SELECTED PASSAGE Block Start
Are You There, Vodka? It's Me, Chelsea

Funny, profane, typical Chelsea Handler. Details her drinking, dysfunctional family (who put the "fun" in "dysfunctional"), and various relationships with friends and significant others. I suspect a lot of the tales are exaggerated, or "real-ish," as David Sedaris would say. Still side-splitting if you enjoy no-sacred-cows comedy, starting with the title.

Belle Weather: Mostly Sunny with a Chance of Scattered Hissy Fits

Typical Celia Rivenbark, which is to say hilarious, rip-roaring, definitely the Southern belle's often skewed point of view. Rivenbark touches on car wrecks & lawyers, Britney Spears (as a decidedly Southern hot mess), birthday parties for young (consumer) girls, food and husbands. The quote about palmetto bugs, alone, is worth the full price of the book. Required reading for all those wishing to laugh their asses off. (On cockroaches: "Occasionally, we call them 'palmetto bugs,' which sounds downright charming, as if they march about with palm fronds for hair and carry tiny little glasses of sweet tea on a tray.")

The Idiot Girl and the Flaming Tantrum of Death

The latest Idiot Girl dispatch from Eugene, Oregon -- psychotic family members, buying a house, water in the basement, and helping a dog cross the Rainbow Bridge, then welcoming another. Don't read this book while drinking or eating -- you'll spew from laughing.

Candy Everybody Wants

Josh Kilmer-Purcell succeeds where many fail: a non-fiction writer trying his hand at fiction. Jayson Blocher is forced from the family home to an escort service for chorus boys in NYC, then on to Hollywood. Marc Acito covers much of the same territory, and he should fear Kilmer-Purcell's poaching.
SELECTED PASSAGE Block End
SUPPLIED MATERIAL Block Start
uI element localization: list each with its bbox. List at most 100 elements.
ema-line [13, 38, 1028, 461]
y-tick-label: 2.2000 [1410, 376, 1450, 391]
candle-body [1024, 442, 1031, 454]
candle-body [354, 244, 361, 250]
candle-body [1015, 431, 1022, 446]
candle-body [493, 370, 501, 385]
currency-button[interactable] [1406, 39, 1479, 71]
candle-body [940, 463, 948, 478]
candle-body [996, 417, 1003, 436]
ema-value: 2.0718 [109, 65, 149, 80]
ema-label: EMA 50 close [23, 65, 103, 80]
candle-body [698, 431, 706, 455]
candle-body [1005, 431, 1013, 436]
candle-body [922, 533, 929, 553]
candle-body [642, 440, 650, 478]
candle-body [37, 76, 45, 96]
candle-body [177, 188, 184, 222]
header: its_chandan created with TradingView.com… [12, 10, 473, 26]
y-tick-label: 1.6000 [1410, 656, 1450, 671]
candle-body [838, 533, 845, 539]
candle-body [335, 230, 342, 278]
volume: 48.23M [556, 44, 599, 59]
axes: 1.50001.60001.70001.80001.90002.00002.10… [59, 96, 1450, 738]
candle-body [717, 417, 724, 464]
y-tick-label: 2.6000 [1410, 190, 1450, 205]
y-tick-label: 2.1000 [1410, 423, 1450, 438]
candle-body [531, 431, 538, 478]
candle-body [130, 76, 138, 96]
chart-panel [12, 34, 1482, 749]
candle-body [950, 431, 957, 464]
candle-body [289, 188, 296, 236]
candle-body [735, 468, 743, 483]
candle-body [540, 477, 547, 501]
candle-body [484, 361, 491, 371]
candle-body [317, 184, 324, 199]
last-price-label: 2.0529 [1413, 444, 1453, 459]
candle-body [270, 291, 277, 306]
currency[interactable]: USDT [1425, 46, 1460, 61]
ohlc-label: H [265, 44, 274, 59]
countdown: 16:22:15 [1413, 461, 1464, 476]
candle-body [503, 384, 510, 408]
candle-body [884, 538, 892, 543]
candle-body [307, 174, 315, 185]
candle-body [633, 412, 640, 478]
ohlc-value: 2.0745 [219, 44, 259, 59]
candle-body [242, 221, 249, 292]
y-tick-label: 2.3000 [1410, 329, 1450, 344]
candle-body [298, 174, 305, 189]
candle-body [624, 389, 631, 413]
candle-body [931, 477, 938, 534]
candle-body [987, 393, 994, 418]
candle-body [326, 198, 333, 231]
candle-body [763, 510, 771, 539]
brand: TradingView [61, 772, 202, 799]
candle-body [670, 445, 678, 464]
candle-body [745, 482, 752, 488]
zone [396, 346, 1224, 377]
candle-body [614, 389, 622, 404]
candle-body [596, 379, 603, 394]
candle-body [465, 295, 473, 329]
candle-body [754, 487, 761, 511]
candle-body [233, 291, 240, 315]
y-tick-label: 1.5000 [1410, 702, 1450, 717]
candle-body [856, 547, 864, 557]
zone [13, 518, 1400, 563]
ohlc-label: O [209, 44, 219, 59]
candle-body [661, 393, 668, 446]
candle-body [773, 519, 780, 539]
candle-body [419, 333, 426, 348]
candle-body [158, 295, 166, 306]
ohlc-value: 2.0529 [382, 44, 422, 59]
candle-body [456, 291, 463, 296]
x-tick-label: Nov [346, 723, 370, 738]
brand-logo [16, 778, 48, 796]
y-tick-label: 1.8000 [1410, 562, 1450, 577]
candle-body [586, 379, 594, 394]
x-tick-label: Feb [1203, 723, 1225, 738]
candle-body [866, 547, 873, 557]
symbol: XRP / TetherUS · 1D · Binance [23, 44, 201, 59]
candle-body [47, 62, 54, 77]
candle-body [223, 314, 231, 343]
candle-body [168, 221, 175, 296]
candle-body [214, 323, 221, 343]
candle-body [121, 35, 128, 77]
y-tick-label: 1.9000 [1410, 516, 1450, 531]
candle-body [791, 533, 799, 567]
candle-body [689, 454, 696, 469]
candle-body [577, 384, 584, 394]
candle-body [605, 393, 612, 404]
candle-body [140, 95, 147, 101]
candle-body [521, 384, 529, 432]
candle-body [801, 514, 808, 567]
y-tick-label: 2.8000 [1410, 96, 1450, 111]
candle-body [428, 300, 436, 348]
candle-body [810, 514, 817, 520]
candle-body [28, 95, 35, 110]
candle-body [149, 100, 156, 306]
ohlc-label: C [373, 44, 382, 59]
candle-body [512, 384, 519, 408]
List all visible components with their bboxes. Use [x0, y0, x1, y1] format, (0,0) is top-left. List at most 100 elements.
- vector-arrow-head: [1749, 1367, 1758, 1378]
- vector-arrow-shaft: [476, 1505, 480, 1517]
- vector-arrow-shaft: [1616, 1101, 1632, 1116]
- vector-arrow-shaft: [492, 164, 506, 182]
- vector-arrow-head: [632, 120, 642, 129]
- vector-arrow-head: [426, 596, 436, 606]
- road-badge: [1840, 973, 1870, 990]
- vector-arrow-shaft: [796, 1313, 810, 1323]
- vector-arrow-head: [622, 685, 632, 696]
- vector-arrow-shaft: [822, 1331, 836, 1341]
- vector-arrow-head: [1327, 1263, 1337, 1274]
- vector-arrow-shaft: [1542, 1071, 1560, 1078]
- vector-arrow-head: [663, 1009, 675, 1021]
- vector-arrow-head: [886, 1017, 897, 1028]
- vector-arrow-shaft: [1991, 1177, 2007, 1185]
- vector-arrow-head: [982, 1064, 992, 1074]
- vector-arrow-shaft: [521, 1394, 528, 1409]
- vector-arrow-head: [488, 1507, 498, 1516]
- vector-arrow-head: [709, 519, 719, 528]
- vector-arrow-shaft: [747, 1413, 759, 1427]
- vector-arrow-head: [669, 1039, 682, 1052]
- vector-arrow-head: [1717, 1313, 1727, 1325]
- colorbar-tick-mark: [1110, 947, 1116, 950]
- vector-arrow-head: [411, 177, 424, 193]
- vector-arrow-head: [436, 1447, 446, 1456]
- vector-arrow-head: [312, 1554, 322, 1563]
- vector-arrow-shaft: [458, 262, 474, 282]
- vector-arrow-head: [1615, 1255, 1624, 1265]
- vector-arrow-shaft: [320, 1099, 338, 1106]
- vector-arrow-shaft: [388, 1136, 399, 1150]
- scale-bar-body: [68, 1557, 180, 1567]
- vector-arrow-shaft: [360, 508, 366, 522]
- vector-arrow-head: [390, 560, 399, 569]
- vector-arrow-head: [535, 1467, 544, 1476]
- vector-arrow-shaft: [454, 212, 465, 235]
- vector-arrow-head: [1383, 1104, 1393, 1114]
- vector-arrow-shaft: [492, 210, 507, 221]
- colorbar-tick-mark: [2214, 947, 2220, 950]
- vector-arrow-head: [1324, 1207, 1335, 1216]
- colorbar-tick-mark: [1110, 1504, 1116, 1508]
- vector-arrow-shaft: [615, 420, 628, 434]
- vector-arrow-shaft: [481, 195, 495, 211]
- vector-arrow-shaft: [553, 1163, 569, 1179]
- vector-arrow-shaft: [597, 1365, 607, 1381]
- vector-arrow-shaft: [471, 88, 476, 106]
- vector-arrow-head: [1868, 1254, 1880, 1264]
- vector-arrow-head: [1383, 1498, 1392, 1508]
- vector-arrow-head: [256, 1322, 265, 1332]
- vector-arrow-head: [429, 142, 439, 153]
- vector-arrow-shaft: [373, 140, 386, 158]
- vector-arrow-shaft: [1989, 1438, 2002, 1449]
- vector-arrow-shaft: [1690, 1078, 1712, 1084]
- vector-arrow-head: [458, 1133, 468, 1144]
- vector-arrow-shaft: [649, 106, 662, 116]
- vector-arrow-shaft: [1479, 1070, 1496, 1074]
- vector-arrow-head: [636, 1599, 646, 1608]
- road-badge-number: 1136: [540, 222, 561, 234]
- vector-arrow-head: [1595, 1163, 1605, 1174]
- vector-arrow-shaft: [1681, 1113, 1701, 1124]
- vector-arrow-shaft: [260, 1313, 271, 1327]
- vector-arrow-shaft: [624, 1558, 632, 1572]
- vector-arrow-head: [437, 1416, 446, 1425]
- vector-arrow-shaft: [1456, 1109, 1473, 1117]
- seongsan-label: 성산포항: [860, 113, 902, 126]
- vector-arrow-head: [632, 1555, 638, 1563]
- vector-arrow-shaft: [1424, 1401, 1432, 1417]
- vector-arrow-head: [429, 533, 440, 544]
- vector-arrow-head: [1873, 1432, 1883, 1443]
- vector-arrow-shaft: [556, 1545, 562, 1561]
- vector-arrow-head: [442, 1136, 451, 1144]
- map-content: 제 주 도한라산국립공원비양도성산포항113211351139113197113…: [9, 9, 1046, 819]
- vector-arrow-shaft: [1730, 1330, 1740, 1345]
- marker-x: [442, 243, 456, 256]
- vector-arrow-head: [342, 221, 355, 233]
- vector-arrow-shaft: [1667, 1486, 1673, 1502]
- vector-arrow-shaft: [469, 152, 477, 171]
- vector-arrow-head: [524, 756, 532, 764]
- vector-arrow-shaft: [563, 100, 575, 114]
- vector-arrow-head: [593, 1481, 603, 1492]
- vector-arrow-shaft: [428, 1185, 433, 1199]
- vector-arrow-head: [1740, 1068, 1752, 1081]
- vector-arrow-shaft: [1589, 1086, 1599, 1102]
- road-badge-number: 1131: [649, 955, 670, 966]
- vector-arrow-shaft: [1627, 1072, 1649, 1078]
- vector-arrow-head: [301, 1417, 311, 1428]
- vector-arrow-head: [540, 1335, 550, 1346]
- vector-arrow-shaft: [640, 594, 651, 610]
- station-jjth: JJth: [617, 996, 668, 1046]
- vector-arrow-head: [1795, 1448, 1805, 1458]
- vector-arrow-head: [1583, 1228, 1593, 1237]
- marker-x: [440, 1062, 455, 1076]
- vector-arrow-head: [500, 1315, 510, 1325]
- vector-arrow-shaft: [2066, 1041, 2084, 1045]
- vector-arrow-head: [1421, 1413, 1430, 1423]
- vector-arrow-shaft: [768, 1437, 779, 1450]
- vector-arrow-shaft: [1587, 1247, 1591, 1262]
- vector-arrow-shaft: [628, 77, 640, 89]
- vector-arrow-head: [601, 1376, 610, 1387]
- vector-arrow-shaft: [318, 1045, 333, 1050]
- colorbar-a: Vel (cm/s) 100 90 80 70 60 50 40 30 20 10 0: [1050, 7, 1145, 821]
SUPPLIED MATERIAL Block End
WHAT TO WORK ON:
**A.** Based on the book reviews, state whether each statement agrees with the text, answering yes or no and quoting the words that decide it: (i) the reviewer describes Josh Kilmer-Purcell as a non-fiction writer trying fiction; (ii) the latest Idiot Girl dispatch comes from Portland, Oregon; (iii) the review of Belle Weather mentions Britney Spears.
**B.** Carry on with the book reviews from the point where they stop.
The entries aren't needed for what comes next.

EXERCISE RESULTS:
**A.**
(i) Yes: "a non-fiction writer trying his hand at fiction."
(ii) No: "The latest Idiot Girl dispatch from Eugene, Oregon"
(iii) Yes: "Britney Spears (as a decidedly Southern hot mess)"

**B.**
Dewey: The Small-Town Library Cat Who Touched the World

This book touched me both as a librarian and an animal lover (despite being severely allergic to cats). Dewey was rescued from the book return by library staffers on a freezing January morning, but ended up rescuing not only the library but its patrons, staff and even the town. He is the perfect poster child not only for reading, but for tolerance, love and forgiveness.

My Horizontal Life: a Collection of One-Night Stands

A hilarious account of Chelsea Handler's sexual adventures -- I suspect a lot of literary exaggeration, but still quite funny and enjoyable. The girl gets around.

My Booky Wook: A Memoir of Sex, Drugs, and Stand-Up

Both hilarious and harrowing, Russell Brand details his life in sex, drugs and showmanship, from his infancy as the child of divorced & dysfunctional parents, to the talented young man consumed by heroin & cocaine. Just like his stage performances, Brand doesn't hold back anything on the page -- the book starts just after he's entered a sex addiction clinic in Philadelphia -- but instead of appalling readers, his honesty makes his story more compelling and his recovery a triumph.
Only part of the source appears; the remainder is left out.